▸ To do:
Each line that holds the word "progress" is to be identified and copied.

▸ Given data:
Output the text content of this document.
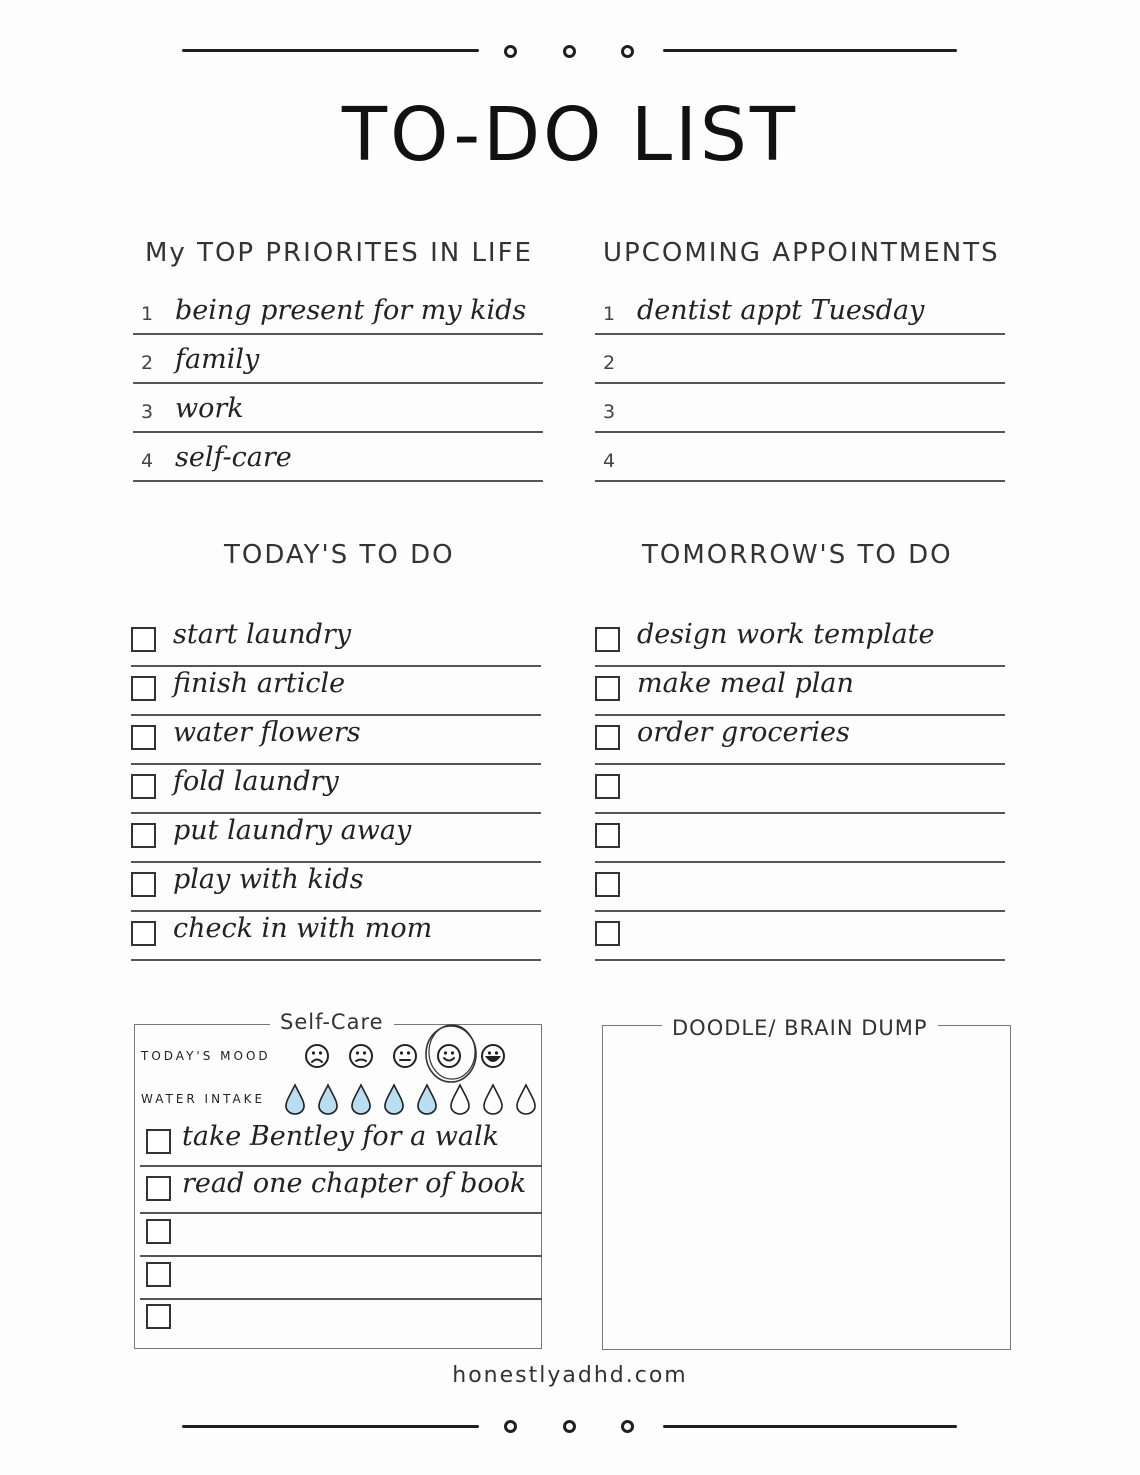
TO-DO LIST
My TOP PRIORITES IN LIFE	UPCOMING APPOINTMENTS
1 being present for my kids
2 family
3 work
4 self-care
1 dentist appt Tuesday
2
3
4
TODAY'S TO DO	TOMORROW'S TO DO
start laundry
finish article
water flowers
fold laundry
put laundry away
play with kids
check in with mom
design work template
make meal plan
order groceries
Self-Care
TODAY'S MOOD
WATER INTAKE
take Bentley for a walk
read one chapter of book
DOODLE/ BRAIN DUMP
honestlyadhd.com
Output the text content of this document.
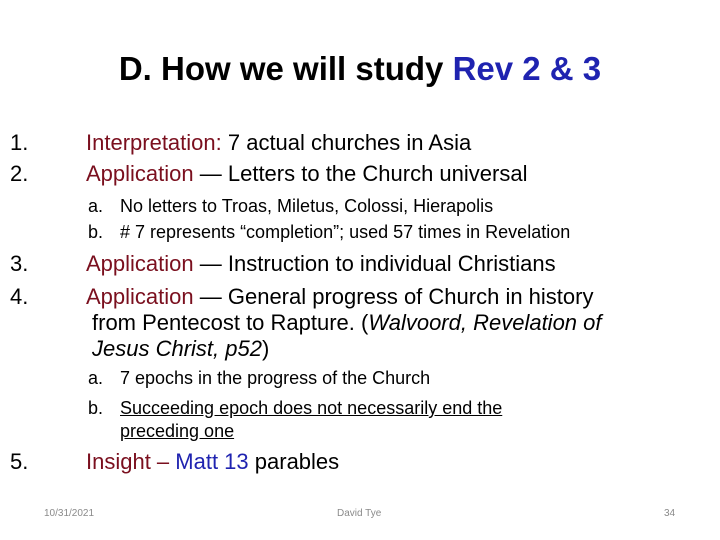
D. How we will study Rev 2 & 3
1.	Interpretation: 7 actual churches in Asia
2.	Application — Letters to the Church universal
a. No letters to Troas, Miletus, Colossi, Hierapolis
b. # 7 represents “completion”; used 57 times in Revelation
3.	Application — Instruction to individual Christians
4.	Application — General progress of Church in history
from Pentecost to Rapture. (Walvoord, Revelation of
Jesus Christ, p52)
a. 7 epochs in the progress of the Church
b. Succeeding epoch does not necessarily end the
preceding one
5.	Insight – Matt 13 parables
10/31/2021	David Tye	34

▸ Output for this exercise:
4.	Application — General progress of Church in history
a. 7 epochs in the progress of the Church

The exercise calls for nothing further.